## Task to carry out
Each line containing the word "пространства" needs to be copied.

## Exercise inputs
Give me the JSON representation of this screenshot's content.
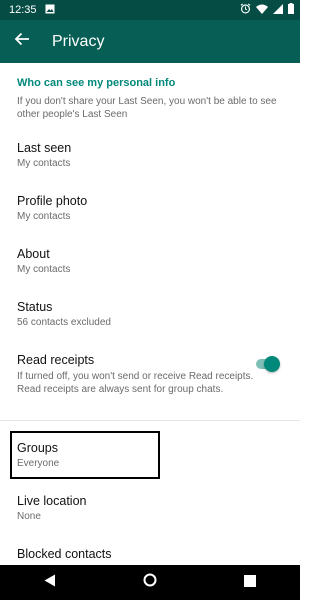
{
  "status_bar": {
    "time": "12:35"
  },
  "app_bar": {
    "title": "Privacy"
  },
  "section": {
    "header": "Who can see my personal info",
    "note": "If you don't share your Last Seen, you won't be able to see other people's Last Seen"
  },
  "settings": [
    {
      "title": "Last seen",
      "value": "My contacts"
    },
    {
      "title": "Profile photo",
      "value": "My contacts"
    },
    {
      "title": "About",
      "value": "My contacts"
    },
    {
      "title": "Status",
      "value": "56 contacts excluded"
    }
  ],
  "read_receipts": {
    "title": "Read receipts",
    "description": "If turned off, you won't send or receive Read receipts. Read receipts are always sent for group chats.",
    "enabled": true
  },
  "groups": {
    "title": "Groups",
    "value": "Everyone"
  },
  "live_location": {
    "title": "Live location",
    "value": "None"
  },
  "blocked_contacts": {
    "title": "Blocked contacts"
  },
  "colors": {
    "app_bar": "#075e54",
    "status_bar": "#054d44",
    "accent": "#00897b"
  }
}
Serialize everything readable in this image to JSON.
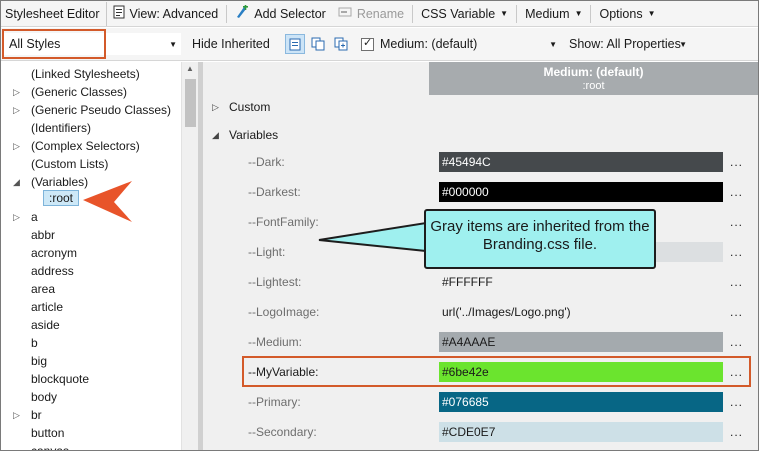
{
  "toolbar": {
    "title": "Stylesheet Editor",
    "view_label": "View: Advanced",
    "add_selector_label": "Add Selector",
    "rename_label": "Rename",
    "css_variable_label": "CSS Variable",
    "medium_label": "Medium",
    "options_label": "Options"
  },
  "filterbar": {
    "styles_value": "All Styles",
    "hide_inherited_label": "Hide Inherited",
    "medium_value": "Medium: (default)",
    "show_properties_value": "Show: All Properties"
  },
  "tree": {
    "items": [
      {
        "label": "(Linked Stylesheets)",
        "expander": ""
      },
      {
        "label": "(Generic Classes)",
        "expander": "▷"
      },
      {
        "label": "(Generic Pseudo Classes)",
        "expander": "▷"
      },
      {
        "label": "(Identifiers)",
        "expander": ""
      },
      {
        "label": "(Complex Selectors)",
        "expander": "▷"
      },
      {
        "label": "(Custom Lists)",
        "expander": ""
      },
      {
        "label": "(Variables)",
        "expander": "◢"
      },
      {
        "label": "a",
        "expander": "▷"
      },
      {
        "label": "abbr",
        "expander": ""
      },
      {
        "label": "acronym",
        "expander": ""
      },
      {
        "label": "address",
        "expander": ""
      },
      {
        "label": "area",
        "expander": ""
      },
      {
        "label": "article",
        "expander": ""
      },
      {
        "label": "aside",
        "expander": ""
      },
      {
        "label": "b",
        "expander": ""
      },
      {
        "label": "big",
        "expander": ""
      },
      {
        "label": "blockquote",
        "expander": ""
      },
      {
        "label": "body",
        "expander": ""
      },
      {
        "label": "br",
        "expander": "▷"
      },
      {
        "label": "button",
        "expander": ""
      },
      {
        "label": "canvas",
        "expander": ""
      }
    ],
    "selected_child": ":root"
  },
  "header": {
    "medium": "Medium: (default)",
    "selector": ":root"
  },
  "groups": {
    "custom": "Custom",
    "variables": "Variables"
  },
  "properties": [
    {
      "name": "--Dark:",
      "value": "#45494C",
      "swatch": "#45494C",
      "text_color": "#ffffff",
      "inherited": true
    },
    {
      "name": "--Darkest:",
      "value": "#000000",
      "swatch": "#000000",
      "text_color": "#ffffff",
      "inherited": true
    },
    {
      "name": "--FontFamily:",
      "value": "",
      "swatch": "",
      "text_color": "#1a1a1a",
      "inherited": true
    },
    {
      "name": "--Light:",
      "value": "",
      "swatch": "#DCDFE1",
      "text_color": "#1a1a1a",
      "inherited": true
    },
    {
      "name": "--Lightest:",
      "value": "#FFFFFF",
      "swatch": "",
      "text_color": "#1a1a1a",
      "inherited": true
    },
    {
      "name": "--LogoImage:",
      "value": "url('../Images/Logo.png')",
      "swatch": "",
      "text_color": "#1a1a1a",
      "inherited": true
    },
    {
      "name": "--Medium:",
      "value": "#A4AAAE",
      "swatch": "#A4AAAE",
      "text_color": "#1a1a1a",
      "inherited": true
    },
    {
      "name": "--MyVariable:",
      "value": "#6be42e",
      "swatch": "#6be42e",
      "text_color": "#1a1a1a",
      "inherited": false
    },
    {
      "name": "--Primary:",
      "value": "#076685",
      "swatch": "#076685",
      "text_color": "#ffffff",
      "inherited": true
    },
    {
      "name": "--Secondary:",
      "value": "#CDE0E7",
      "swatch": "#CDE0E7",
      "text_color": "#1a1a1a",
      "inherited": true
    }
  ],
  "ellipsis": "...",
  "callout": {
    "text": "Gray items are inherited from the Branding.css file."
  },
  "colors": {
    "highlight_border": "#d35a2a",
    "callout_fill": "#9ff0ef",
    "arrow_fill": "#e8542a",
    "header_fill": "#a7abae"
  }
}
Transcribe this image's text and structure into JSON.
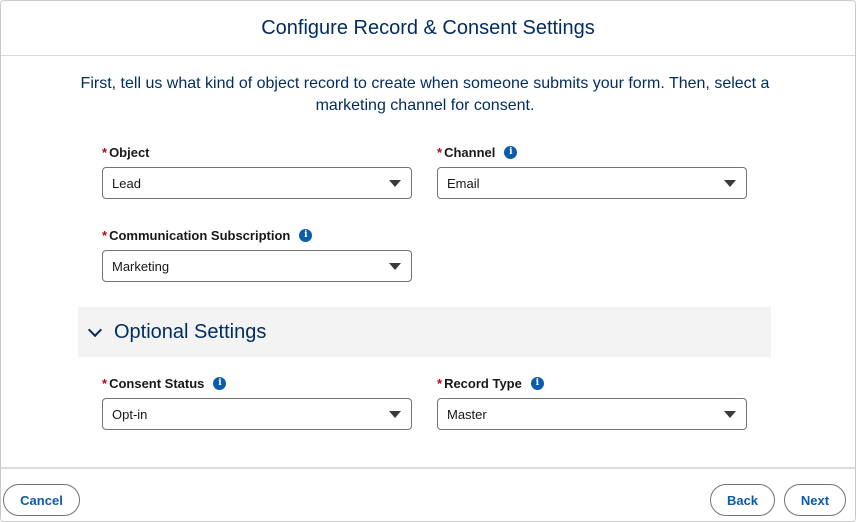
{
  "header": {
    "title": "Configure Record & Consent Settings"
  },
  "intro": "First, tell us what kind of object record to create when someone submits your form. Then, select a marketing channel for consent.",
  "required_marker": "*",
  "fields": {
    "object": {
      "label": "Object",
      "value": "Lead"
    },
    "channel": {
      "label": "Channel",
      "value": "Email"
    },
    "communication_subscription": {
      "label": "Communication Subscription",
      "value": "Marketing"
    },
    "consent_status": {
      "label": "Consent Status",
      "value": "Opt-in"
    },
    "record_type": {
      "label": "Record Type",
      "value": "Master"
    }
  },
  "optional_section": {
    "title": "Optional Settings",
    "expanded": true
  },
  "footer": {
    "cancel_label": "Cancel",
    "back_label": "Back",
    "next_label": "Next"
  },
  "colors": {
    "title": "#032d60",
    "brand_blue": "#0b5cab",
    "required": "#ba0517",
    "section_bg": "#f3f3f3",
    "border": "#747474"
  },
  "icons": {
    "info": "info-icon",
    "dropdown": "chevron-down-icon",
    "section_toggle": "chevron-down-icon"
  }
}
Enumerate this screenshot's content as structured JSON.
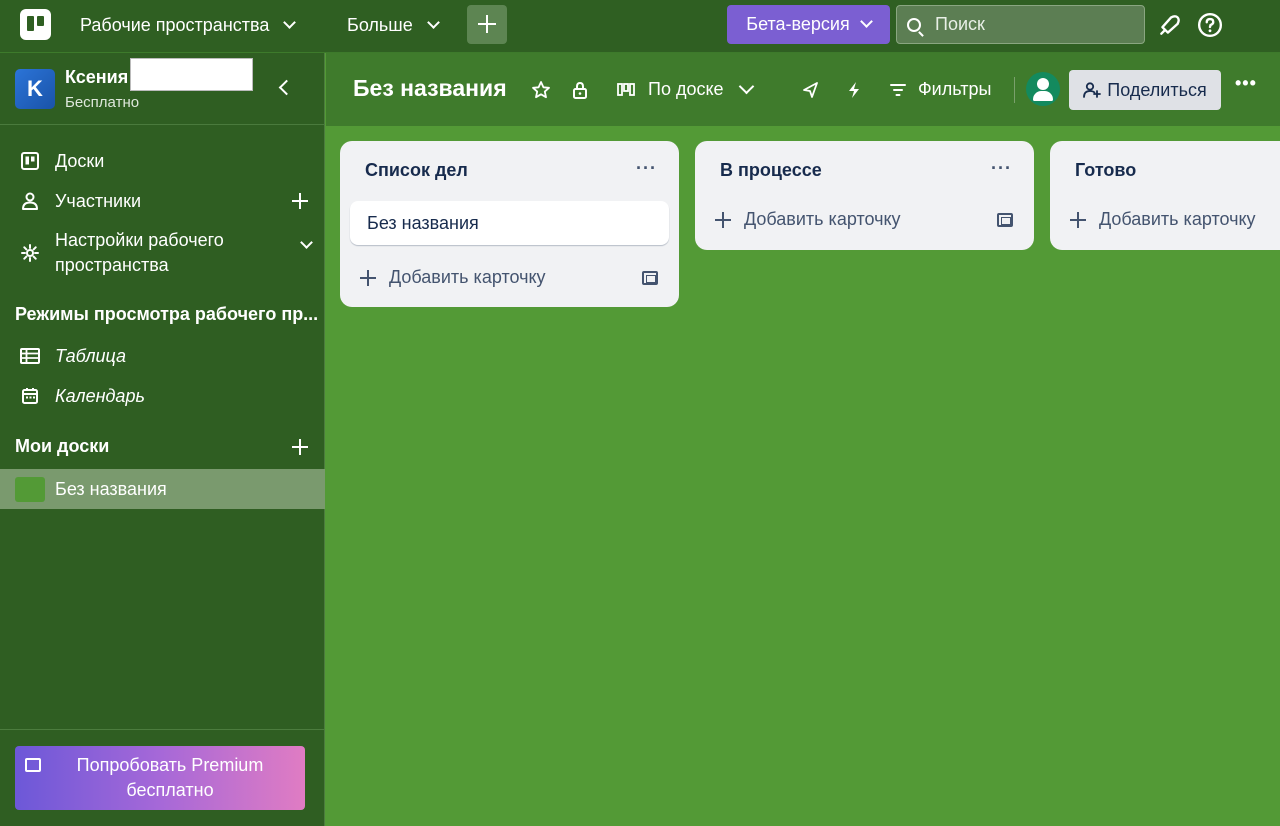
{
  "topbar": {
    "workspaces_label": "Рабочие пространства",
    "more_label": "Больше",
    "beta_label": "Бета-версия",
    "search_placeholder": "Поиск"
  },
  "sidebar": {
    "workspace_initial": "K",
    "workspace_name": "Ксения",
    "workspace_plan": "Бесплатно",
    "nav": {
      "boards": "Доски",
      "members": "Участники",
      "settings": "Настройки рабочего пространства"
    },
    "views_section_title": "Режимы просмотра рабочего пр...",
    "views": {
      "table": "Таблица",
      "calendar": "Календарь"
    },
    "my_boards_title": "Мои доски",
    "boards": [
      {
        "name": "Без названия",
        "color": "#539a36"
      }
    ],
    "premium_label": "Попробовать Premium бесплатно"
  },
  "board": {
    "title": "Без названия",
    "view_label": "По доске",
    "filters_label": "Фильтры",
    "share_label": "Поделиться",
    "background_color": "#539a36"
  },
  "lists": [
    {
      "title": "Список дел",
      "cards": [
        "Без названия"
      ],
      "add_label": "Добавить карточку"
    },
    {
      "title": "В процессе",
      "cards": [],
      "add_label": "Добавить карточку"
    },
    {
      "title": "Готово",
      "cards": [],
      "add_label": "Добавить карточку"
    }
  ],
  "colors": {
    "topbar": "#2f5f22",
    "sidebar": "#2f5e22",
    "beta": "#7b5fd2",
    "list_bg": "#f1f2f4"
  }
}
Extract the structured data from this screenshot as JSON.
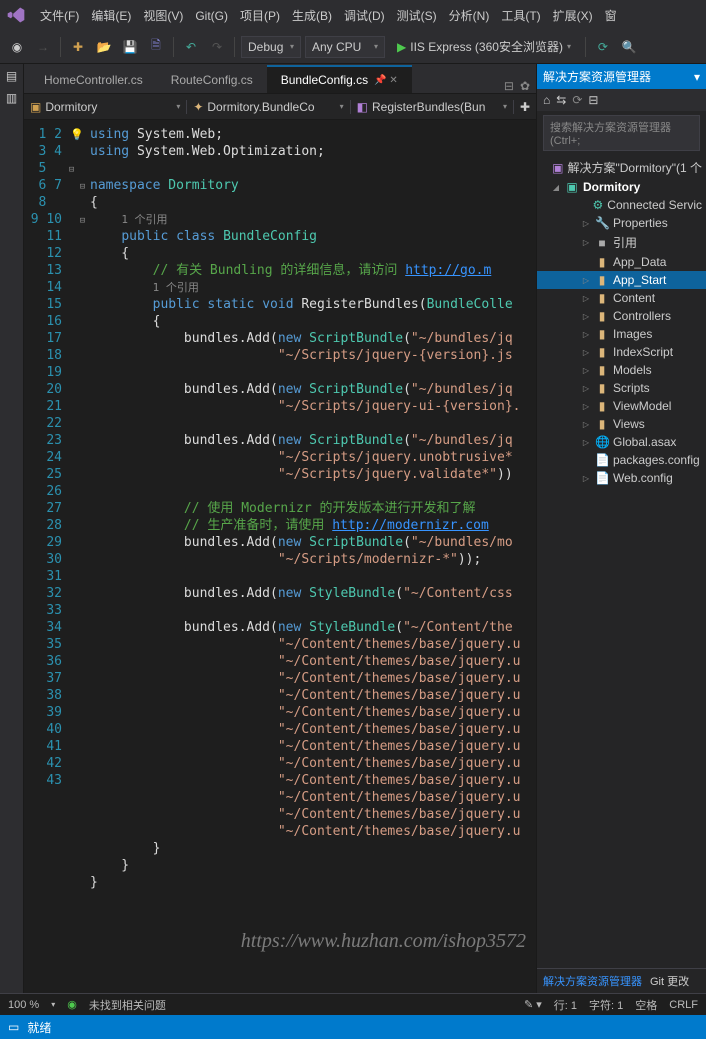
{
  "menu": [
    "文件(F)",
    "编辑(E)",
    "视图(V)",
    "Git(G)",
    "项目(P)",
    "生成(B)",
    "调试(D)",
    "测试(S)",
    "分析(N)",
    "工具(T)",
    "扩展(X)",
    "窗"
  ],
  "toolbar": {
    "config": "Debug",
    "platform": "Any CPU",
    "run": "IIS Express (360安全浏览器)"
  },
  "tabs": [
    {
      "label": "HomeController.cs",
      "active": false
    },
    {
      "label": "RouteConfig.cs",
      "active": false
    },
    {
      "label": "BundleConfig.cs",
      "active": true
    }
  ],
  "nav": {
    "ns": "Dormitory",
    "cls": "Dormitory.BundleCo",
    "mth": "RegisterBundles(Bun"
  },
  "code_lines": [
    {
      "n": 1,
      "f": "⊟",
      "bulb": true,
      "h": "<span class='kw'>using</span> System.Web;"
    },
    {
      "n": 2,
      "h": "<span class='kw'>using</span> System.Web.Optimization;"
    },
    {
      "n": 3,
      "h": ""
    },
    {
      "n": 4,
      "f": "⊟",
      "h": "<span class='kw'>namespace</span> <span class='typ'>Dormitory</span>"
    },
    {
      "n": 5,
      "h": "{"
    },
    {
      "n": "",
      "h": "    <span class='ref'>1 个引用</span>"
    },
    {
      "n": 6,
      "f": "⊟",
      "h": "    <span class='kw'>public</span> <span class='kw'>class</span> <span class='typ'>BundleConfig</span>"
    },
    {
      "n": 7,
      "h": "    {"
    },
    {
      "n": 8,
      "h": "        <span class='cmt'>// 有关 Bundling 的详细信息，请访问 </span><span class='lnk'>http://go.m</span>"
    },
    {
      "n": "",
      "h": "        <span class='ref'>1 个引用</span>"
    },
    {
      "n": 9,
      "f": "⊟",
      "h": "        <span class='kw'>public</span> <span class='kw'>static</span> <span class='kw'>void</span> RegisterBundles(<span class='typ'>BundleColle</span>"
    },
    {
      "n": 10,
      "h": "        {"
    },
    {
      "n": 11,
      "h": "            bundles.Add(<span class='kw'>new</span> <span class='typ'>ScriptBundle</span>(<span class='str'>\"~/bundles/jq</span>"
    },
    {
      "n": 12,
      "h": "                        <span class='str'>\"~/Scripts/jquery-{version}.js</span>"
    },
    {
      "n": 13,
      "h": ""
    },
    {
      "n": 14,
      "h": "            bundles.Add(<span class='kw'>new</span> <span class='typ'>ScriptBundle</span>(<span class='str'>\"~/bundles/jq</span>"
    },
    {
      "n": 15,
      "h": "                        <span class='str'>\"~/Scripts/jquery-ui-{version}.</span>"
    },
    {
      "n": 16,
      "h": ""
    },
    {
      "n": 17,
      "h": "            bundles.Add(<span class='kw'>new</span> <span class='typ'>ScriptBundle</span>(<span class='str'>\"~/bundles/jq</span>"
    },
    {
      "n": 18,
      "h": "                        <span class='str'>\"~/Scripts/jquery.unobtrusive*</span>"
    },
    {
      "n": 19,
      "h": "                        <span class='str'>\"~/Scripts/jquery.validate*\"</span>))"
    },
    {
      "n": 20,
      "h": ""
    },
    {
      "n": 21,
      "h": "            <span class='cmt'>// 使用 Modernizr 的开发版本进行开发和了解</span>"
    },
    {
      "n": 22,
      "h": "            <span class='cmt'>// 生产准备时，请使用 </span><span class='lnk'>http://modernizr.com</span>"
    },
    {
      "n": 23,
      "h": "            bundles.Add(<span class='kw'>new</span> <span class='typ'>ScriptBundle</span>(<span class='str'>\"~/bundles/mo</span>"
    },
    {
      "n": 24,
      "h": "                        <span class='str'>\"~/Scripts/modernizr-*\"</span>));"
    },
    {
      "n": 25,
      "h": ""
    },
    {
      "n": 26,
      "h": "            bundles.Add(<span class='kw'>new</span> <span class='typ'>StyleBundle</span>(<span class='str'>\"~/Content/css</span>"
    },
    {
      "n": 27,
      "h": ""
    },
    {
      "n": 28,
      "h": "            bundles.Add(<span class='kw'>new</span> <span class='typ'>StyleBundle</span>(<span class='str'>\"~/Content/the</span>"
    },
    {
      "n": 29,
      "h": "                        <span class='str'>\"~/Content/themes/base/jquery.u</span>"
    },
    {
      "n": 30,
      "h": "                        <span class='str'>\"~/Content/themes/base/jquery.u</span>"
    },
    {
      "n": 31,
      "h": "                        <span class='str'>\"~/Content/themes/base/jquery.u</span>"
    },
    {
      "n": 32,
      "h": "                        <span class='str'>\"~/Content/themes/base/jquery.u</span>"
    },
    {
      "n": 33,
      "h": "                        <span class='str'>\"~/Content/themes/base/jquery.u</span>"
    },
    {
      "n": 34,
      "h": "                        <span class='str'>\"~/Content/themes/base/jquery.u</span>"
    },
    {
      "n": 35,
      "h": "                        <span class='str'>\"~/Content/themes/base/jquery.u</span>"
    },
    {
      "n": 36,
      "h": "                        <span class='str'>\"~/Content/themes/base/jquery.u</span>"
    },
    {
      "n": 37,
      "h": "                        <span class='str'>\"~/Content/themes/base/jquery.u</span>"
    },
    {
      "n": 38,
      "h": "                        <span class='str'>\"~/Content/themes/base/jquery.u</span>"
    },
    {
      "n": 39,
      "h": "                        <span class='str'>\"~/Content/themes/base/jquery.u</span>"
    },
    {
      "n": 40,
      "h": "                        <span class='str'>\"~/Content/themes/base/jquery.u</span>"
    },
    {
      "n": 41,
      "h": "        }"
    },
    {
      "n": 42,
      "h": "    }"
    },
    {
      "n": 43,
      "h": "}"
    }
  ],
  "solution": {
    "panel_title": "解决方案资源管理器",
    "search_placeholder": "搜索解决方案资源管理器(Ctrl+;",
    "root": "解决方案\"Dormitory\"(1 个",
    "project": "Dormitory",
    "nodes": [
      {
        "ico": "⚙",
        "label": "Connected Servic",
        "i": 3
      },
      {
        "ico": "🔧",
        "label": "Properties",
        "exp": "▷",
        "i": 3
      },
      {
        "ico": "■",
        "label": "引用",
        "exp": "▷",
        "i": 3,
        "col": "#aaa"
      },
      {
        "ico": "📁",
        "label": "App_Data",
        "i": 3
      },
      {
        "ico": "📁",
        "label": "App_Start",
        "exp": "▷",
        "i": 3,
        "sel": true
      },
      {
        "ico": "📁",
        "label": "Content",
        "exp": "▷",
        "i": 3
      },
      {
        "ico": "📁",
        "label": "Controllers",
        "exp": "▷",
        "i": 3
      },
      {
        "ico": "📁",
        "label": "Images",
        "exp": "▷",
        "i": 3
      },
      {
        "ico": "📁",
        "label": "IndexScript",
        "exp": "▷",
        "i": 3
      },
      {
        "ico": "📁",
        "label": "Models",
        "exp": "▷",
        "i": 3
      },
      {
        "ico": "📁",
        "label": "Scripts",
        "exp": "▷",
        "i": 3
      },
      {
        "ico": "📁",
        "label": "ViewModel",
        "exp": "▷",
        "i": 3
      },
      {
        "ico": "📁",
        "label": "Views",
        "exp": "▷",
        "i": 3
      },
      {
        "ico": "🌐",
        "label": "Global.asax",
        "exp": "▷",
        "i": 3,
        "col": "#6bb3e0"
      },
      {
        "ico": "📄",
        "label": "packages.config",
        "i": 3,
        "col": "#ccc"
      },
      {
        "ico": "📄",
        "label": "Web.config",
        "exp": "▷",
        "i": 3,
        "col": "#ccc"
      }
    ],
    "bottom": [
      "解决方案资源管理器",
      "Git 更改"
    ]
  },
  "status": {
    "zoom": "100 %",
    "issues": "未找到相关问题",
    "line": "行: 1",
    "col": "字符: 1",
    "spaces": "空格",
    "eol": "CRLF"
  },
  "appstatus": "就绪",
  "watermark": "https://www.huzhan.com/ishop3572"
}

## Task response
    "workspaces_label": "Рабочие пространства",
      "settings": "Настройки рабочего пространства"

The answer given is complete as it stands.